**EXERCISE DESCRIPTION:** Reproduce every record below exactly as written, but leave out any pictures.

[Dataset excerpts]
+ + + + + + +

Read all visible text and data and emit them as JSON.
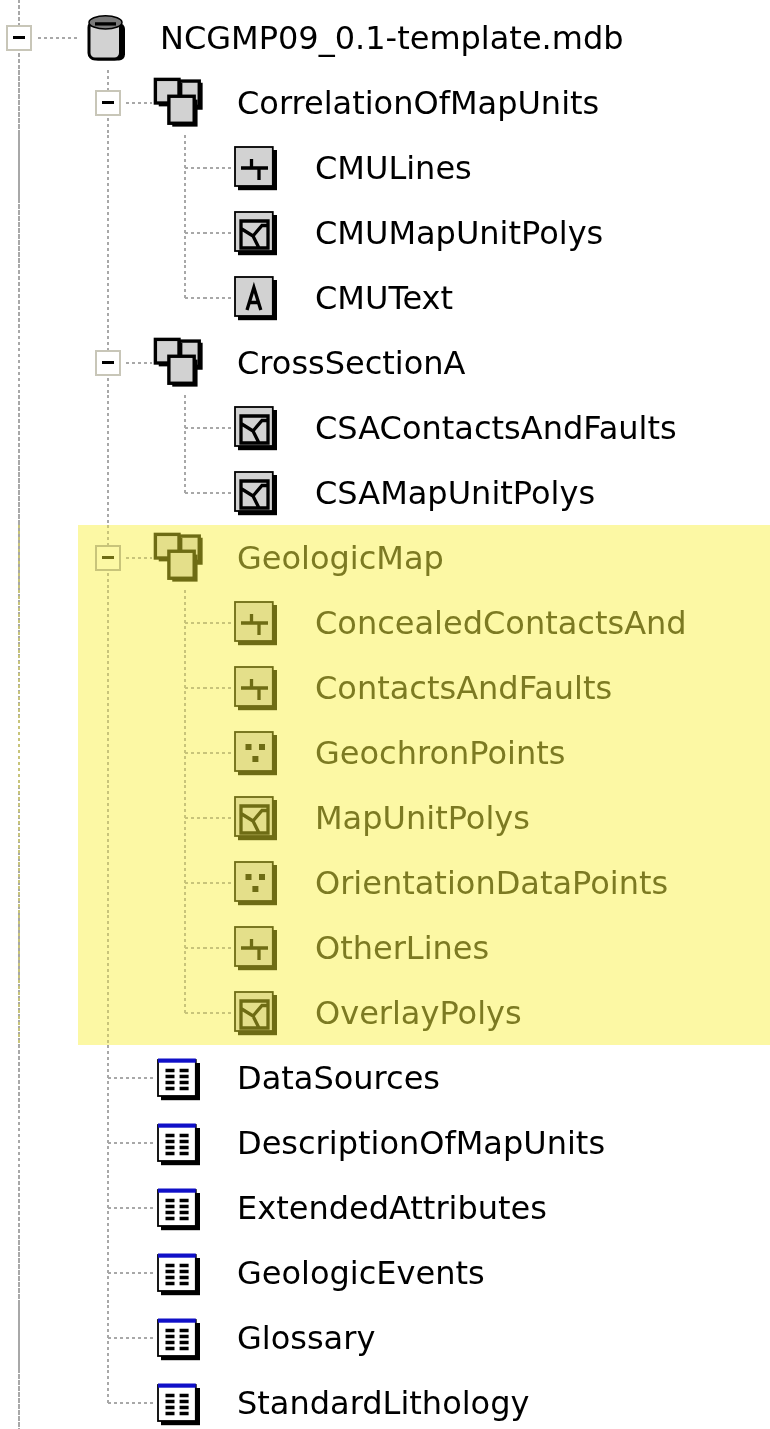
{
  "tree": {
    "label": "NCGMP09_0.1-template.mdb",
    "kind": "database",
    "expanded": true,
    "children": [
      {
        "label": "CorrelationOfMapUnits",
        "kind": "feature-dataset",
        "expanded": true,
        "highlighted": false,
        "children": [
          {
            "label": "CMULines",
            "kind": "line-class"
          },
          {
            "label": "CMUMapUnitPolys",
            "kind": "polygon-class"
          },
          {
            "label": "CMUText",
            "kind": "annotation-class"
          }
        ]
      },
      {
        "label": "CrossSectionA",
        "kind": "feature-dataset",
        "expanded": true,
        "highlighted": false,
        "children": [
          {
            "label": "CSAContactsAndFaults",
            "kind": "polygon-class"
          },
          {
            "label": "CSAMapUnitPolys",
            "kind": "polygon-class"
          }
        ]
      },
      {
        "label": "GeologicMap",
        "kind": "feature-dataset",
        "expanded": true,
        "highlighted": true,
        "children": [
          {
            "label": "ConcealedContactsAnd",
            "kind": "line-class"
          },
          {
            "label": "ContactsAndFaults",
            "kind": "line-class"
          },
          {
            "label": "GeochronPoints",
            "kind": "point-class"
          },
          {
            "label": "MapUnitPolys",
            "kind": "polygon-class"
          },
          {
            "label": "OrientationDataPoints",
            "kind": "point-class"
          },
          {
            "label": "OtherLines",
            "kind": "line-class"
          },
          {
            "label": "OverlayPolys",
            "kind": "polygon-class"
          }
        ]
      },
      {
        "label": "DataSources",
        "kind": "table"
      },
      {
        "label": "DescriptionOfMapUnits",
        "kind": "table"
      },
      {
        "label": "ExtendedAttributes",
        "kind": "table"
      },
      {
        "label": "GeologicEvents",
        "kind": "table"
      },
      {
        "label": "Glossary",
        "kind": "table"
      },
      {
        "label": "StandardLithology",
        "kind": "table"
      }
    ]
  }
}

+ + + + + + +

**WRITTEN RESPONSE:**
Read all visible text and data and emit them as JSON.
{
  "tree": {
    "label": "NCGMP09_0.1-template.mdb",
    "kind": "database",
    "expanded": true,
    "children": [
      {
        "label": "CorrelationOfMapUnits",
        "kind": "feature-dataset",
        "expanded": true,
        "highlighted": false,
        "children": [
          {
            "label": "CMULines",
            "kind": "line-class"
          },
          {
            "label": "CMUMapUnitPolys",
            "kind": "polygon-class"
          },
          {
            "label": "CMUText",
            "kind": "annotation-class"
          }
        ]
      },
      {
        "label": "CrossSectionA",
        "kind": "feature-dataset",
        "expanded": true,
        "highlighted": false,
        "children": [
          {
            "label": "CSAContactsAndFaults",
            "kind": "polygon-class"
          },
          {
            "label": "CSAMapUnitPolys",
            "kind": "polygon-class"
          }
        ]
      },
      {
        "label": "GeologicMap",
        "kind": "feature-dataset",
        "expanded": true,
        "highlighted": true,
        "children": [
          {
            "label": "ConcealedContactsAnd",
            "kind": "line-class"
          },
          {
            "label": "ContactsAndFaults",
            "kind": "line-class"
          },
          {
            "label": "GeochronPoints",
            "kind": "point-class"
          },
          {
            "label": "MapUnitPolys",
            "kind": "polygon-class"
          },
          {
            "label": "OrientationDataPoints",
            "kind": "point-class"
          },
          {
            "label": "OtherLines",
            "kind": "line-class"
          },
          {
            "label": "OverlayPolys",
            "kind": "polygon-class"
          }
        ]
      },
      {
        "label": "DataSources",
        "kind": "table"
      },
      {
        "label": "DescriptionOfMapUnits",
        "kind": "table"
      },
      {
        "label": "ExtendedAttributes",
        "kind": "table"
      },
      {
        "label": "GeologicEvents",
        "kind": "table"
      },
      {
        "label": "Glossary",
        "kind": "table"
      },
      {
        "label": "StandardLithology",
        "kind": "table"
      }
    ]
  }
}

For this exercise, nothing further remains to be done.